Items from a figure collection
☆ ☆ ☆

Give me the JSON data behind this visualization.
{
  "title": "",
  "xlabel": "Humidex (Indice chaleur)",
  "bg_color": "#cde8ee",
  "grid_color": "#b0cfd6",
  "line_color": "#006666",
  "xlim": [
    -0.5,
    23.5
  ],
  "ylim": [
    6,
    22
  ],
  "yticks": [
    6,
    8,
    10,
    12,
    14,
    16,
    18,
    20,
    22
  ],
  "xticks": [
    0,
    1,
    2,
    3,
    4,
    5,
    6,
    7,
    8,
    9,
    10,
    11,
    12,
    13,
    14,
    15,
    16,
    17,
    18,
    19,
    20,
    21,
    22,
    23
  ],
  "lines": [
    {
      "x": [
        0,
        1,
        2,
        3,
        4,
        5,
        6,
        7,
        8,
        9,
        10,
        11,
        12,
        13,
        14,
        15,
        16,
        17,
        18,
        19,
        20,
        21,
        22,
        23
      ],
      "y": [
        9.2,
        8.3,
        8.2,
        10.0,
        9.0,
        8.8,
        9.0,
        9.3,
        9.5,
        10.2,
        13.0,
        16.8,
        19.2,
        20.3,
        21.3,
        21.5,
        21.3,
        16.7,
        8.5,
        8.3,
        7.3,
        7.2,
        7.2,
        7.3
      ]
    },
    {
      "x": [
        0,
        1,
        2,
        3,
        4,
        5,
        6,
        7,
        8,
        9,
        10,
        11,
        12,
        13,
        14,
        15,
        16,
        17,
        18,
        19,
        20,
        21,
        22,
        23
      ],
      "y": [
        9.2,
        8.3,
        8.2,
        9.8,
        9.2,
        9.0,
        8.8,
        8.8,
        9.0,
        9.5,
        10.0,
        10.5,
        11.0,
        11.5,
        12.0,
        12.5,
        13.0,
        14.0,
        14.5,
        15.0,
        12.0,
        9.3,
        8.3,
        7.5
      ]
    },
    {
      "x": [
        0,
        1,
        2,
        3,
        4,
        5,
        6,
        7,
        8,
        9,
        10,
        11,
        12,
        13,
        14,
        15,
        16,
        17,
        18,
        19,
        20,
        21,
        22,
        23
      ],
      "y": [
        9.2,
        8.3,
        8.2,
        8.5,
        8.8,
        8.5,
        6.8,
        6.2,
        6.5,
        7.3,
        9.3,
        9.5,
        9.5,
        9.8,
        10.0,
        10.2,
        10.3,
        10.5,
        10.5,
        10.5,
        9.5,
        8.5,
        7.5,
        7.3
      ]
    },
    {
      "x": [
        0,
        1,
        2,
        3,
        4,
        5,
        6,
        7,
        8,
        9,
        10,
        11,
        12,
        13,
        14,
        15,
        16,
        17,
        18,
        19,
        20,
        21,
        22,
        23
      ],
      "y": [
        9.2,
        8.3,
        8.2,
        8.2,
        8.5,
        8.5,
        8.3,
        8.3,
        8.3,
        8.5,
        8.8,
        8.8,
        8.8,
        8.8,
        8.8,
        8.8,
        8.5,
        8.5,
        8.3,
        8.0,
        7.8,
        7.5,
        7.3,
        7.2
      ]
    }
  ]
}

☆ ☆ ☆

Transcribe all of the lines in the records precisely.

Give me the JSON data behind this visualization.
{
  "title": "",
  "xlabel": "Humidex (Indice chaleur)",
  "bg_color": "#cde8ee",
  "grid_color": "#b0cfd6",
  "line_color": "#006666",
  "xlim": [
    -0.5,
    23.5
  ],
  "ylim": [
    6,
    22
  ],
  "yticks": [
    6,
    8,
    10,
    12,
    14,
    16,
    18,
    20,
    22
  ],
  "xticks": [
    0,
    1,
    2,
    3,
    4,
    5,
    6,
    7,
    8,
    9,
    10,
    11,
    12,
    13,
    14,
    15,
    16,
    17,
    18,
    19,
    20,
    21,
    22,
    23
  ],
  "lines": [
    {
      "x": [
        0,
        1,
        2,
        3,
        4,
        5,
        6,
        7,
        8,
        9,
        10,
        11,
        12,
        13,
        14,
        15,
        16,
        17,
        18,
        19,
        20,
        21,
        22,
        23
      ],
      "y": [
        9.2,
        8.3,
        8.2,
        10.0,
        9.0,
        8.8,
        9.0,
        9.3,
        9.5,
        10.2,
        13.0,
        16.8,
        19.2,
        20.3,
        21.3,
        21.5,
        21.3,
        16.7,
        8.5,
        8.3,
        7.3,
        7.2,
        7.2,
        7.3
      ]
    },
    {
      "x": [
        0,
        1,
        2,
        3,
        4,
        5,
        6,
        7,
        8,
        9,
        10,
        11,
        12,
        13,
        14,
        15,
        16,
        17,
        18,
        19,
        20,
        21,
        22,
        23
      ],
      "y": [
        9.2,
        8.3,
        8.2,
        9.8,
        9.2,
        9.0,
        8.8,
        8.8,
        9.0,
        9.5,
        10.0,
        10.5,
        11.0,
        11.5,
        12.0,
        12.5,
        13.0,
        14.0,
        14.5,
        15.0,
        12.0,
        9.3,
        8.3,
        7.5
      ]
    },
    {
      "x": [
        0,
        1,
        2,
        3,
        4,
        5,
        6,
        7,
        8,
        9,
        10,
        11,
        12,
        13,
        14,
        15,
        16,
        17,
        18,
        19,
        20,
        21,
        22,
        23
      ],
      "y": [
        9.2,
        8.3,
        8.2,
        8.5,
        8.8,
        8.5,
        6.8,
        6.2,
        6.5,
        7.3,
        9.3,
        9.5,
        9.5,
        9.8,
        10.0,
        10.2,
        10.3,
        10.5,
        10.5,
        10.5,
        9.5,
        8.5,
        7.5,
        7.3
      ]
    },
    {
      "x": [
        0,
        1,
        2,
        3,
        4,
        5,
        6,
        7,
        8,
        9,
        10,
        11,
        12,
        13,
        14,
        15,
        16,
        17,
        18,
        19,
        20,
        21,
        22,
        23
      ],
      "y": [
        9.2,
        8.3,
        8.2,
        8.2,
        8.5,
        8.5,
        8.3,
        8.3,
        8.3,
        8.5,
        8.8,
        8.8,
        8.8,
        8.8,
        8.8,
        8.8,
        8.5,
        8.5,
        8.3,
        8.0,
        7.8,
        7.5,
        7.3,
        7.2
      ]
    }
  ]
}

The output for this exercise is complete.